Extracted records
---*---
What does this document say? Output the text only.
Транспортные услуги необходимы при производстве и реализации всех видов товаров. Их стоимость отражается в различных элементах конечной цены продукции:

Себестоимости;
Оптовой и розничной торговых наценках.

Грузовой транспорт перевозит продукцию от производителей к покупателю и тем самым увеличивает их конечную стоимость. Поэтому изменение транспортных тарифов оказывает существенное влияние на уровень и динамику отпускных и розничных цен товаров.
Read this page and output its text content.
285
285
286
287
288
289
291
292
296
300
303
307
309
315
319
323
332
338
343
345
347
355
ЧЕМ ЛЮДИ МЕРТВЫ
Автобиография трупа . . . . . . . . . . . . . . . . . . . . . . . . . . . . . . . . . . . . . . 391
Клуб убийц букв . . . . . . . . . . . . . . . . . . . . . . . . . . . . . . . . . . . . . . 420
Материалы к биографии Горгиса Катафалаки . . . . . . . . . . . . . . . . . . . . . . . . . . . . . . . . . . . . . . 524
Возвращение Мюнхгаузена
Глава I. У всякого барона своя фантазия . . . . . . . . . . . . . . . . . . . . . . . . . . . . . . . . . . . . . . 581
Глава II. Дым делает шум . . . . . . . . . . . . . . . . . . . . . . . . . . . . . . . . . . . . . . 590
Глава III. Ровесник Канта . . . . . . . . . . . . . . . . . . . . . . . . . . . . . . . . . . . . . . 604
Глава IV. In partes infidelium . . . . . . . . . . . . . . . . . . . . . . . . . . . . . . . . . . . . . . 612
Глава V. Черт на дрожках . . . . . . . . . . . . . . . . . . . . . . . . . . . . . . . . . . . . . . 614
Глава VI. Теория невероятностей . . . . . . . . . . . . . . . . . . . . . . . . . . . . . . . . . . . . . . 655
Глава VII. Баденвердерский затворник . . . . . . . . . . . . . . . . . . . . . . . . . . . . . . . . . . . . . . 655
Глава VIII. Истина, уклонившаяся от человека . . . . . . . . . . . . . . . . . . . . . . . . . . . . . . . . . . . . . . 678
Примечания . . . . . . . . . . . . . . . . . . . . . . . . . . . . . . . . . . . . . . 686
---*---
[Goal] Transcribe all of the entries without altering anything.

[Complete response]
What does this document say? Output the text only.
Транспортные услуги необходимы при производстве и реализации всех видов товаров. Их стоимость отражается в различных элементах конечной цены продукции:

Себестоимости;
Оптовой и розничной торговых наценках.

Грузовой транспорт перевозит продукцию от производителей к покупателю и тем самым увеличивает их конечную стоимость. Поэтому изменение транспортных тарифов оказывает существенное влияние на уровень и динамику отпускных и розничных цен товаров.
Read this page and output its text content.
285
285
286
287
288
289
291
292
296
300
303
307
309
315
319
323
332
338
343
345
347
355
ЧЕМ ЛЮДИ МЕРТВЫ
Автобиография трупа . . . . . . . . . . . . . . . . . . . . . . . . . . . . . . . . . . . . . . 391
Клуб убийц букв . . . . . . . . . . . . . . . . . . . . . . . . . . . . . . . . . . . . . . 420
Материалы к биографии Горгиса Катафалаки . . . . . . . . . . . . . . . . . . . . . . . . . . . . . . . . . . . . . . 524
Возвращение Мюнхгаузена
Глава I. У всякого барона своя фантазия . . . . . . . . . . . . . . . . . . . . . . . . . . . . . . . . . . . . . . 581
Глава II. Дым делает шум . . . . . . . . . . . . . . . . . . . . . . . . . . . . . . . . . . . . . . 590
Глава III. Ровесник Канта . . . . . . . . . . . . . . . . . . . . . . . . . . . . . . . . . . . . . . 604
Глава IV. In partes infidelium . . . . . . . . . . . . . . . . . . . . . . . . . . . . . . . . . . . . . . 612
Глава V. Черт на дрожках . . . . . . . . . . . . . . . . . . . . . . . . . . . . . . . . . . . . . . 614
Глава VI. Теория невероятностей . . . . . . . . . . . . . . . . . . . . . . . . . . . . . . . . . . . . . . 655
Глава VII. Баденвердерский затворник . . . . . . . . . . . . . . . . . . . . . . . . . . . . . . . . . . . . . . 655
Глава VIII. Истина, уклонившаяся от человека . . . . . . . . . . . . . . . . . . . . . . . . . . . . . . . . . . . . . . 678
Примечания . . . . . . . . . . . . . . . . . . . . . . . . . . . . . . . . . . . . . . 686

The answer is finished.